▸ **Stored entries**
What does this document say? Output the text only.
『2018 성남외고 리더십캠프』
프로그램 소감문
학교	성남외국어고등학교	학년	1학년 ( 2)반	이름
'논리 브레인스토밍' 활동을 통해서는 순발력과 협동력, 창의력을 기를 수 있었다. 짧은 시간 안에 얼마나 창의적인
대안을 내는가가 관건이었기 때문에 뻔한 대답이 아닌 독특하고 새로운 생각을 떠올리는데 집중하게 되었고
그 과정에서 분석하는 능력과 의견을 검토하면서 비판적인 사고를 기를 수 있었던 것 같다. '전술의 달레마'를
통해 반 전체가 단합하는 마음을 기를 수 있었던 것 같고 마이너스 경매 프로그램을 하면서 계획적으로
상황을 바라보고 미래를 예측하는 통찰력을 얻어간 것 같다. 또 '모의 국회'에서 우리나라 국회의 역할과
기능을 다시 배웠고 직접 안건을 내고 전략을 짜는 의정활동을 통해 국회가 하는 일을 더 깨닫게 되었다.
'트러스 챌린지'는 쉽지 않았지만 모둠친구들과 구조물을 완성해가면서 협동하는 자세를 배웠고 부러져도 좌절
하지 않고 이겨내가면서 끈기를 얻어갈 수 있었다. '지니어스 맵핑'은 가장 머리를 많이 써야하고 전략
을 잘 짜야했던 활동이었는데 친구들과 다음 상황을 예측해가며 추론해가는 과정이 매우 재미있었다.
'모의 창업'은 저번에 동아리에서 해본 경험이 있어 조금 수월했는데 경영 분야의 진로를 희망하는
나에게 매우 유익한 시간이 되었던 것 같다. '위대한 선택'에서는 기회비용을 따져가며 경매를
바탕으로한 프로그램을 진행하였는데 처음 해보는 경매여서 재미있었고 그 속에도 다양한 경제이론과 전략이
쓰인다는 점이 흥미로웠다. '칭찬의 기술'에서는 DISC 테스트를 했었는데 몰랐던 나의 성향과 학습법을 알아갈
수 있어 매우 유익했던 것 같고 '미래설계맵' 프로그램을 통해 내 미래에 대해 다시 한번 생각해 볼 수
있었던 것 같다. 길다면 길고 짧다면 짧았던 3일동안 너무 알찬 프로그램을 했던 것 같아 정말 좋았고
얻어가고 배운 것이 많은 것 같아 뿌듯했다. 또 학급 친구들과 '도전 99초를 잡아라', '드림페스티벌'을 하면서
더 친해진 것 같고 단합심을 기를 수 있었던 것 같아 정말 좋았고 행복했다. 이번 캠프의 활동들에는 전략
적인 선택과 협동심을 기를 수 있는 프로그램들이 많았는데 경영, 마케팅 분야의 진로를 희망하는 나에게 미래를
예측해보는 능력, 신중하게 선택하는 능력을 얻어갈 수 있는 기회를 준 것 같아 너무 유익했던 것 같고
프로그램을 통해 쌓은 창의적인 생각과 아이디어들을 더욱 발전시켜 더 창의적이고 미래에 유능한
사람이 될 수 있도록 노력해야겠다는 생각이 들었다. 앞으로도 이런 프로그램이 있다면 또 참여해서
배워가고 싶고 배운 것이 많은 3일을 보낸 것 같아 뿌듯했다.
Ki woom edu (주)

▸ **STATED EXERCISE**
Show each line holding the word "유익했던".

▸ **OUTPUT FOR THIS TASK**
수 있어 매우 유익했던 것 같고 '미래설계맵' 프로그램을 통해 내 미래에 대해 다시 한번 생각해 볼 수
예측해보는 능력, 신중하게 선택하는 능력을 얻어갈 수 있는 기회를 준 것 같아 너무 유익했던 것 같고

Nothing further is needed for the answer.